- **EXERCISE AIM**:
Write out each line exactly as given. Leave the pictures out of your copy.

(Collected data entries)
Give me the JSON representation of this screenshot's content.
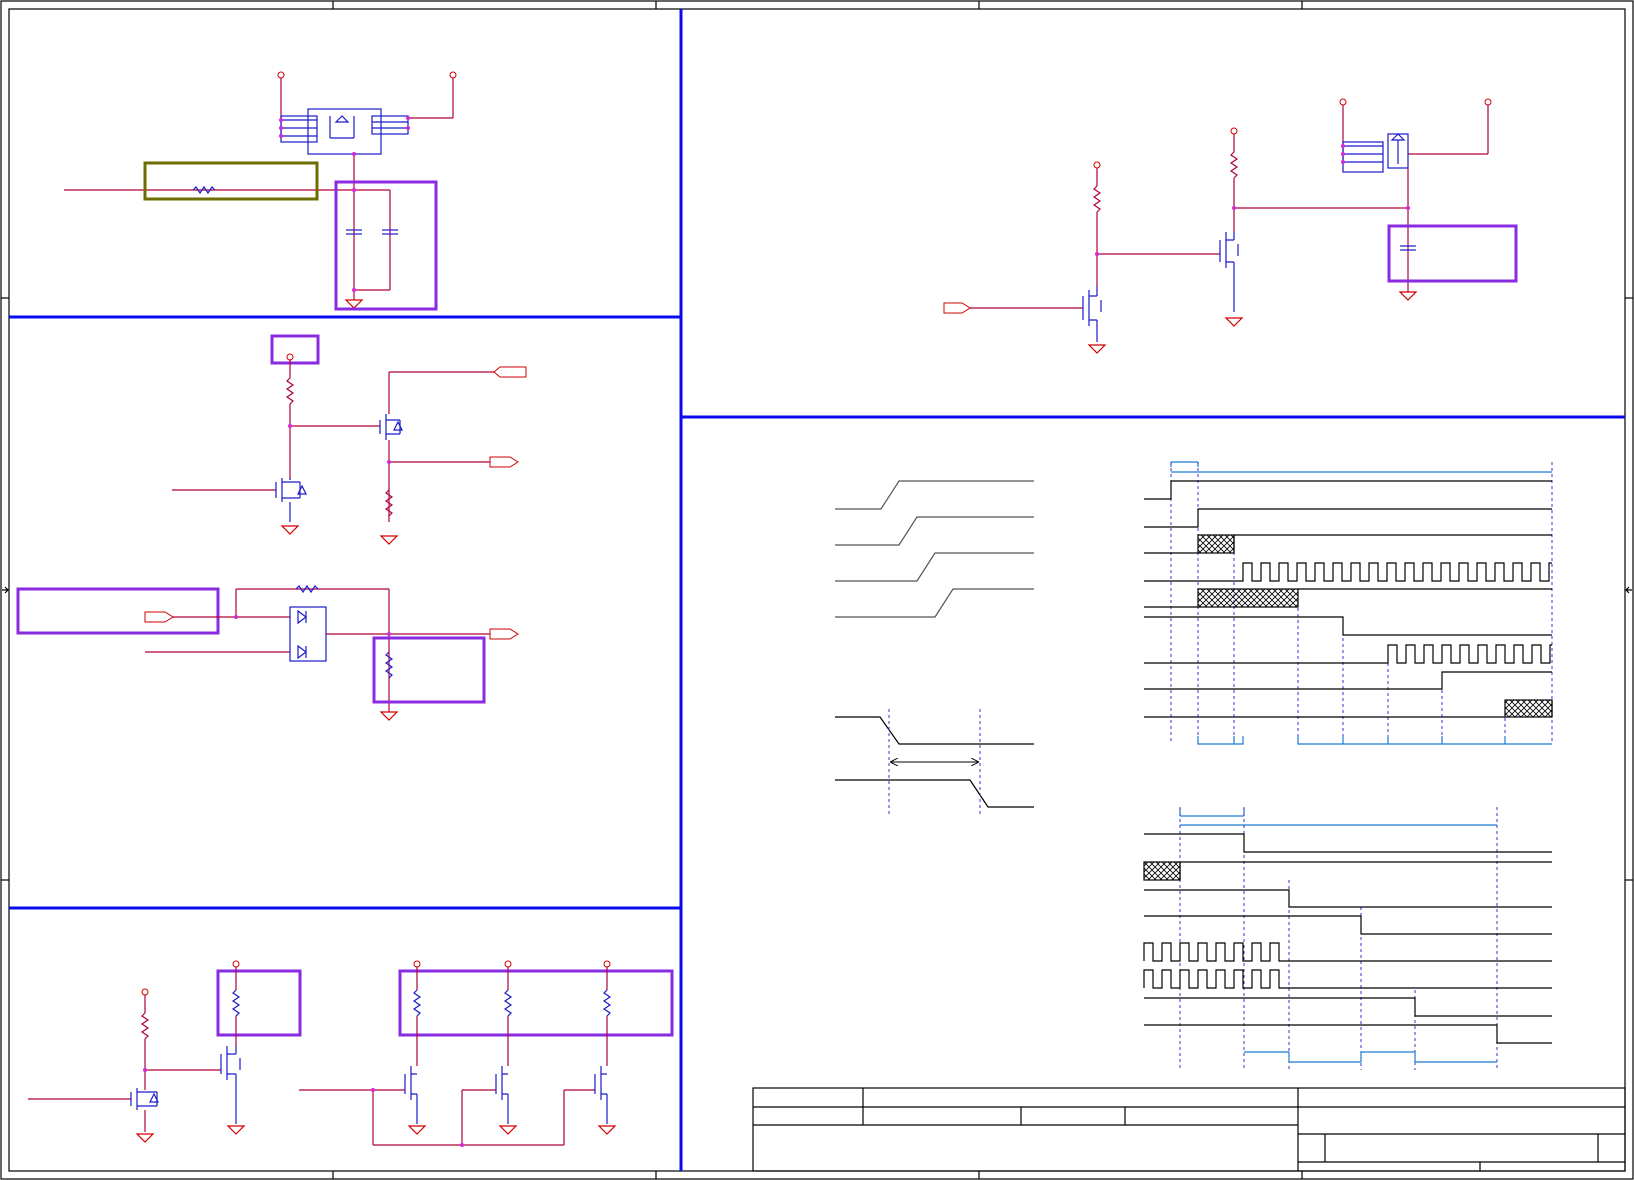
{
  "sheet": {
    "title": "",
    "frame_color": "#000000",
    "wire_color": "#b0003a",
    "component_color": "#1a1acc",
    "group_box_color": "#8a2be2",
    "separator_color": "#0a0aee"
  },
  "sections": [
    {
      "id": "power-switch-top-left",
      "groups": [
        "filter-box",
        "cap-box"
      ]
    },
    {
      "id": "mosfet-driver-top-right",
      "groups": [
        "cap-box"
      ]
    },
    {
      "id": "level-shift-middle-left",
      "groups": [
        "label-box",
        "input-box",
        "pulldown-box"
      ]
    },
    {
      "id": "timing-diagrams",
      "groups": [
        "ramp-waveforms",
        "sequence-waveforms-top",
        "sequence-waveforms-bottom"
      ]
    },
    {
      "id": "pullup-array-bottom-left",
      "groups": [
        "pullup-box-single",
        "pullup-box-triple"
      ]
    }
  ],
  "title_block": {
    "title": "",
    "project": "",
    "sheet": "",
    "revision": "",
    "date": ""
  },
  "icons": [
    "power-port-icon",
    "ground-icon",
    "resistor-icon",
    "capacitor-icon",
    "mosfet-icon",
    "diode-icon",
    "net-label-icon"
  ]
}
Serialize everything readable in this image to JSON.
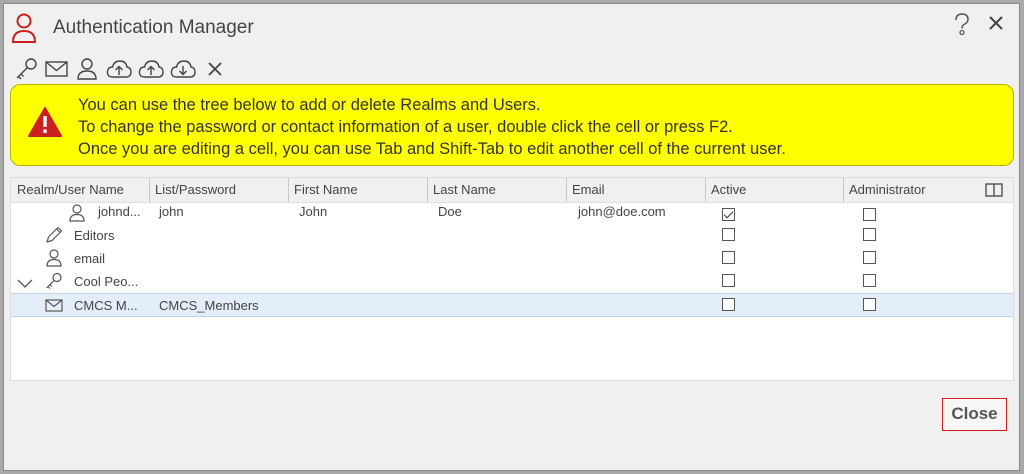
{
  "dialog": {
    "title": "Authentication Manager",
    "accent_color": "#cc1f1f"
  },
  "toolbar": {
    "buttons": [
      {
        "name": "key-icon"
      },
      {
        "name": "mail-icon"
      },
      {
        "name": "user-icon"
      },
      {
        "name": "cloud-upload-icon"
      },
      {
        "name": "cloud-upload-alt-icon"
      },
      {
        "name": "cloud-download-icon"
      },
      {
        "name": "delete-icon"
      }
    ]
  },
  "banner": {
    "background": "#ffff00",
    "lines": [
      "You can use the tree below to add or delete Realms and Users.",
      "To change the password or contact information of a user, double click the cell or press F2.",
      "Once you are editing a cell, you can use Tab and Shift-Tab to edit another cell of the current user."
    ]
  },
  "grid": {
    "columns": [
      "Realm/User Name",
      "List/Password",
      "First Name",
      "Last Name",
      "Email",
      "Active",
      "Administrator"
    ],
    "rows": [
      {
        "icon": "user-icon",
        "name": "johnd...",
        "list": "john",
        "first": "John",
        "last": "Doe",
        "email": "john@doe.com",
        "active": true,
        "admin": false
      },
      {
        "icon": "pencil-icon",
        "name": "Editors",
        "list": "",
        "first": "",
        "last": "",
        "email": "",
        "active": false,
        "admin": false
      },
      {
        "icon": "user-icon",
        "name": "email",
        "list": "",
        "first": "",
        "last": "",
        "email": "",
        "active": false,
        "admin": false
      },
      {
        "icon": "key-icon",
        "name": "Cool Peo...",
        "list": "",
        "first": "",
        "last": "",
        "email": "",
        "active": false,
        "admin": false,
        "expanded": true
      },
      {
        "icon": "mail-icon",
        "name": "CMCS M...",
        "list": "CMCS_Members",
        "first": "",
        "last": "",
        "email": "",
        "active": false,
        "admin": false,
        "selected": true
      }
    ]
  },
  "footer": {
    "close_label": "Close"
  }
}
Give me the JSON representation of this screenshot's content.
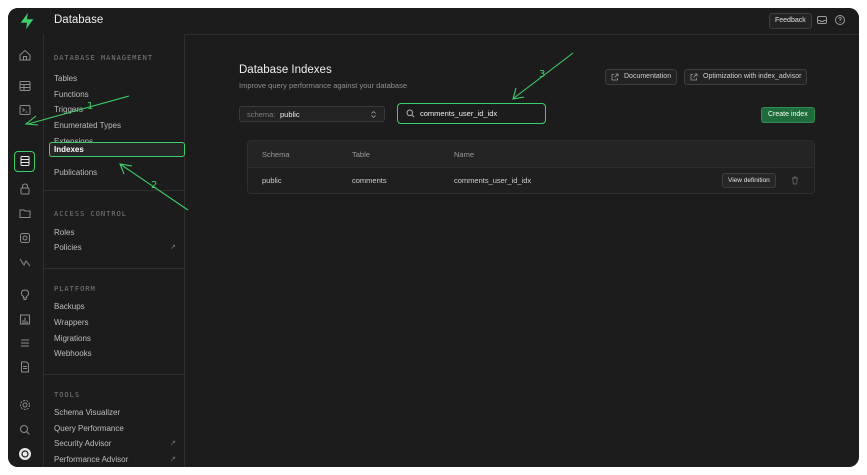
{
  "app": {
    "title": "Database",
    "feedback_label": "Feedback"
  },
  "nav": {
    "sections": [
      {
        "title": "DATABASE MANAGEMENT",
        "items": [
          "Tables",
          "Functions",
          "Triggers",
          "Enumerated Types",
          "Extensions",
          "Indexes",
          "Publications"
        ]
      },
      {
        "title": "ACCESS CONTROL",
        "items": [
          "Roles",
          "Policies"
        ]
      },
      {
        "title": "PLATFORM",
        "items": [
          "Backups",
          "Wrappers",
          "Migrations",
          "Webhooks"
        ]
      },
      {
        "title": "TOOLS",
        "items": [
          "Schema Visualizer",
          "Query Performance",
          "Security Advisor",
          "Performance Advisor"
        ]
      }
    ],
    "active_item": "Indexes"
  },
  "main": {
    "title": "Database Indexes",
    "subtitle": "Improve query performance against your database",
    "documentation_label": "Documentation",
    "optimization_label": "Optimization with index_advisor",
    "schema_label": "schema:",
    "schema_value": "public",
    "search_value": "comments_user_id_idx",
    "create_label": "Create index",
    "table": {
      "headers": [
        "Schema",
        "Table",
        "Name"
      ],
      "rows": [
        {
          "schema": "public",
          "table": "comments",
          "name": "comments_user_id_idx",
          "action": "View definition"
        }
      ]
    }
  },
  "annotations": [
    "1",
    "2",
    "3"
  ],
  "colors": {
    "accent": "#3ecf6a",
    "background": "#1c1c1c"
  }
}
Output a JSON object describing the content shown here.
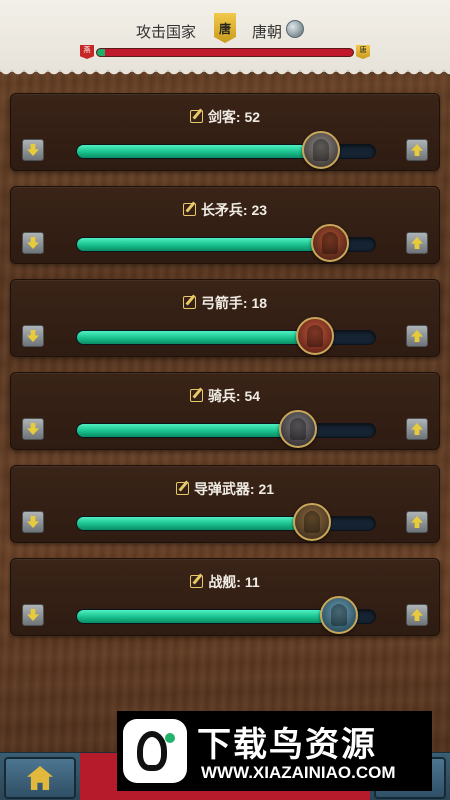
{
  "header": {
    "attack_label": "攻击国家",
    "banner_char": "唐",
    "nation_name": "唐朝",
    "left_flag_char": "燕",
    "right_flag_char": "唐",
    "war_progress": {
      "green": 0.03,
      "red": 0.97
    },
    "colors": {
      "ally": "#1fae6a",
      "enemy": "#c0192b",
      "gold": "#e3b93d"
    }
  },
  "units": [
    {
      "label": "剑客: 52",
      "fill": 0.82,
      "thumb_icon": "swordsman-icon"
    },
    {
      "label": "长矛兵: 23",
      "fill": 0.85,
      "thumb_icon": "spearman-icon"
    },
    {
      "label": "弓箭手: 18",
      "fill": 0.8,
      "thumb_icon": "archer-icon"
    },
    {
      "label": "骑兵: 54",
      "fill": 0.74,
      "thumb_icon": "cavalry-icon"
    },
    {
      "label": "导弹武器: 21",
      "fill": 0.79,
      "thumb_icon": "catapult-icon"
    },
    {
      "label": "战舰: 11",
      "fill": 0.88,
      "thumb_icon": "warship-icon"
    }
  ],
  "bottom_bar": {
    "home_icon": "home-icon"
  },
  "watermark": {
    "title": "下载鸟资源",
    "url": "WWW.XIAZAINIAO.COM"
  }
}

- **ANSWER TO THE PROBLEM**:
Give me the JSON representation of this screenshot's content.
{
  "sheet": {
    "title": "",
    "frame_color": "#000000",
    "wire_color": "#b0003a",
    "component_color": "#1a1acc",
    "group_box_color": "#8a2be2",
    "separator_color": "#0a0aee"
  },
  "sections": [
    {
      "id": "power-switch-top-left",
      "groups": [
        "filter-box",
        "cap-box"
      ]
    },
    {
      "id": "mosfet-driver-top-right",
      "groups": [
        "cap-box"
      ]
    },
    {
      "id": "level-shift-middle-left",
      "groups": [
        "label-box",
        "input-box",
        "pulldown-box"
      ]
    },
    {
      "id": "timing-diagrams",
      "groups": [
        "ramp-waveforms",
        "sequence-waveforms-top",
        "sequence-waveforms-bottom"
      ]
    },
    {
      "id": "pullup-array-bottom-left",
      "groups": [
        "pullup-box-single",
        "pullup-box-triple"
      ]
    }
  ],
  "title_block": {
    "title": "",
    "project": "",
    "sheet": "",
    "revision": "",
    "date": ""
  },
  "icons": [
    "power-port-icon",
    "ground-icon",
    "resistor-icon",
    "capacitor-icon",
    "mosfet-icon",
    "diode-icon",
    "net-label-icon"
  ]
}
Serialize everything readable in this image to JSON.
{
  "dialog": {
    "title": "Authentication Manager",
    "accent_color": "#cc1f1f"
  },
  "toolbar": {
    "buttons": [
      {
        "name": "key-icon"
      },
      {
        "name": "mail-icon"
      },
      {
        "name": "user-icon"
      },
      {
        "name": "cloud-upload-icon"
      },
      {
        "name": "cloud-upload-alt-icon"
      },
      {
        "name": "cloud-download-icon"
      },
      {
        "name": "delete-icon"
      }
    ]
  },
  "banner": {
    "background": "#ffff00",
    "lines": [
      "You can use the tree below to add or delete Realms and Users.",
      "To change the password or contact information of a user, double click the cell or press F2.",
      "Once you are editing a cell, you can use Tab and Shift-Tab to edit another cell of the current user."
    ]
  },
  "grid": {
    "columns": [
      "Realm/User Name",
      "List/Password",
      "First Name",
      "Last Name",
      "Email",
      "Active",
      "Administrator"
    ],
    "rows": [
      {
        "icon": "user-icon",
        "name": "johnd...",
        "list": "john",
        "first": "John",
        "last": "Doe",
        "email": "john@doe.com",
        "active": true,
        "admin": false
      },
      {
        "icon": "pencil-icon",
        "name": "Editors",
        "list": "",
        "first": "",
        "last": "",
        "email": "",
        "active": false,
        "admin": false
      },
      {
        "icon": "user-icon",
        "name": "email",
        "list": "",
        "first": "",
        "last": "",
        "email": "",
        "active": false,
        "admin": false
      },
      {
        "icon": "key-icon",
        "name": "Cool Peo...",
        "list": "",
        "first": "",
        "last": "",
        "email": "",
        "active": false,
        "admin": false,
        "expanded": true
      },
      {
        "icon": "mail-icon",
        "name": "CMCS M...",
        "list": "CMCS_Members",
        "first": "",
        "last": "",
        "email": "",
        "active": false,
        "admin": false,
        "selected": true
      }
    ]
  },
  "footer": {
    "close_label": "Close"
  }
}
Give me the JSON representation of this screenshot's content.
{
  "app": {
    "title": "Database",
    "feedback_label": "Feedback"
  },
  "nav": {
    "sections": [
      {
        "title": "DATABASE MANAGEMENT",
        "items": [
          "Tables",
          "Functions",
          "Triggers",
          "Enumerated Types",
          "Extensions",
          "Indexes",
          "Publications"
        ]
      },
      {
        "title": "ACCESS CONTROL",
        "items": [
          "Roles",
          "Policies"
        ]
      },
      {
        "title": "PLATFORM",
        "items": [
          "Backups",
          "Wrappers",
          "Migrations",
          "Webhooks"
        ]
      },
      {
        "title": "TOOLS",
        "items": [
          "Schema Visualizer",
          "Query Performance",
          "Security Advisor",
          "Performance Advisor"
        ]
      }
    ],
    "active_item": "Indexes"
  },
  "main": {
    "title": "Database Indexes",
    "subtitle": "Improve query performance against your database",
    "documentation_label": "Documentation",
    "optimization_label": "Optimization with index_advisor",
    "schema_label": "schema:",
    "schema_value": "public",
    "search_value": "comments_user_id_idx",
    "create_label": "Create index",
    "table": {
      "headers": [
        "Schema",
        "Table",
        "Name"
      ],
      "rows": [
        {
          "schema": "public",
          "table": "comments",
          "name": "comments_user_id_idx",
          "action": "View definition"
        }
      ]
    }
  },
  "annotations": [
    "1",
    "2",
    "3"
  ],
  "colors": {
    "accent": "#3ecf6a",
    "background": "#1c1c1c"
  }
}
Output a JSON object describing the content shown here.
{
  "header": {
    "attack_label": "攻击国家",
    "banner_char": "唐",
    "nation_name": "唐朝",
    "left_flag_char": "燕",
    "right_flag_char": "唐",
    "war_progress": {
      "green": 0.03,
      "red": 0.97
    },
    "colors": {
      "ally": "#1fae6a",
      "enemy": "#c0192b",
      "gold": "#e3b93d"
    }
  },
  "units": [
    {
      "label": "剑客: 52",
      "fill": 0.82,
      "thumb_icon": "swordsman-icon"
    },
    {
      "label": "长矛兵: 23",
      "fill": 0.85,
      "thumb_icon": "spearman-icon"
    },
    {
      "label": "弓箭手: 18",
      "fill": 0.8,
      "thumb_icon": "archer-icon"
    },
    {
      "label": "骑兵: 54",
      "fill": 0.74,
      "thumb_icon": "cavalry-icon"
    },
    {
      "label": "导弹武器: 21",
      "fill": 0.79,
      "thumb_icon": "catapult-icon"
    },
    {
      "label": "战舰: 11",
      "fill": 0.88,
      "thumb_icon": "warship-icon"
    }
  ],
  "bottom_bar": {
    "home_icon": "home-icon"
  },
  "watermark": {
    "title": "下载鸟资源",
    "url": "WWW.XIAZAINIAO.COM"
  }
}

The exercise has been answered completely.